_AIM_
What follows is a listing to be transcribed exactly.

- - - - -

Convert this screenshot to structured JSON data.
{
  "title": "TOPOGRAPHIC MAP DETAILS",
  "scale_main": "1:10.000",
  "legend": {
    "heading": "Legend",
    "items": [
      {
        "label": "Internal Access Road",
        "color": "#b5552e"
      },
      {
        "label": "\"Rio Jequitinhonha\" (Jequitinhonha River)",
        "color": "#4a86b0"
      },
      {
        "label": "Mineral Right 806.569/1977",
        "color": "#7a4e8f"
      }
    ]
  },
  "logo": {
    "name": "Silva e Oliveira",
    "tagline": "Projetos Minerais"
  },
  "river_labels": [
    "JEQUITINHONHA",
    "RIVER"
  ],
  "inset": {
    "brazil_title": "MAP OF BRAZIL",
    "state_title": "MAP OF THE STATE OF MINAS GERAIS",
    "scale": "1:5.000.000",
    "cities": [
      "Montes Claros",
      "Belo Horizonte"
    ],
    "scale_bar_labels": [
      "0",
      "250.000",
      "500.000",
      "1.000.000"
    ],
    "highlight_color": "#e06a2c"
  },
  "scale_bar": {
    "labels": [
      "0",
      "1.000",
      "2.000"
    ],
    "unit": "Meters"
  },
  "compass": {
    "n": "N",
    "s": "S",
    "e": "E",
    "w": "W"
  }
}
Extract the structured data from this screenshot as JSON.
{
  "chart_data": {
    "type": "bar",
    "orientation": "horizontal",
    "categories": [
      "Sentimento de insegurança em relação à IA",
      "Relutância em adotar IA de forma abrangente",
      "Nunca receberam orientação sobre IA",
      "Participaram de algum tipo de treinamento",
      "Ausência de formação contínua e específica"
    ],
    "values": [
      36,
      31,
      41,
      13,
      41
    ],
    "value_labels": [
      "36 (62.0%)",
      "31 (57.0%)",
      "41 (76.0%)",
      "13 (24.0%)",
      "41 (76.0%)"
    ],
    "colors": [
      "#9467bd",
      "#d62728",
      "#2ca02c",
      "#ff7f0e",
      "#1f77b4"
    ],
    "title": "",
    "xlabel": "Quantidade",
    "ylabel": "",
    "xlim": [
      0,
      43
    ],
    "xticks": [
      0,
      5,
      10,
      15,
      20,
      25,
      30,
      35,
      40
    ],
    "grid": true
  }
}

- - - - -

_CORRECT RESPONSE_
Convert this screenshot to structured JSON data.
{
  "title": "TOPOGRAPHIC MAP DETAILS",
  "scale_main": "1:10.000",
  "legend": {
    "heading": "Legend",
    "items": [
      {
        "label": "Internal Access Road",
        "color": "#b5552e"
      },
      {
        "label": "\"Rio Jequitinhonha\" (Jequitinhonha River)",
        "color": "#4a86b0"
      },
      {
        "label": "Mineral Right 806.569/1977",
        "color": "#7a4e8f"
      }
    ]
  },
  "logo": {
    "name": "Silva e Oliveira",
    "tagline": "Projetos Minerais"
  },
  "river_labels": [
    "JEQUITINHONHA",
    "RIVER"
  ],
  "inset": {
    "brazil_title": "MAP OF BRAZIL",
    "state_title": "MAP OF THE STATE OF MINAS GERAIS",
    "scale": "1:5.000.000",
    "cities": [
      "Montes Claros",
      "Belo Horizonte"
    ],
    "scale_bar_labels": [
      "0",
      "250.000",
      "500.000",
      "1.000.000"
    ],
    "highlight_color": "#e06a2c"
  },
  "scale_bar": {
    "labels": [
      "0",
      "1.000",
      "2.000"
    ],
    "unit": "Meters"
  },
  "compass": {
    "n": "N",
    "s": "S",
    "e": "E",
    "w": "W"
  }
}
Extract the structured data from this screenshot as JSON.
{
  "chart_data": {
    "type": "bar",
    "orientation": "horizontal",
    "categories": [
      "Sentimento de insegurança em relação à IA",
      "Relutância em adotar IA de forma abrangente",
      "Nunca receberam orientação sobre IA",
      "Participaram de algum tipo de treinamento",
      "Ausência de formação contínua e específica"
    ],
    "values": [
      36,
      31,
      41,
      13,
      41
    ],
    "value_labels": [
      "36 (62.0%)",
      "31 (57.0%)",
      "41 (76.0%)",
      "13 (24.0%)",
      "41 (76.0%)"
    ],
    "colors": [
      "#9467bd",
      "#d62728",
      "#2ca02c",
      "#ff7f0e",
      "#1f77b4"
    ],
    "title": "",
    "xlabel": "Quantidade",
    "ylabel": "",
    "xlim": [
      0,
      43
    ],
    "xticks": [
      0,
      5,
      10,
      15,
      20,
      25,
      30,
      35,
      40
    ],
    "grid": true
  }
}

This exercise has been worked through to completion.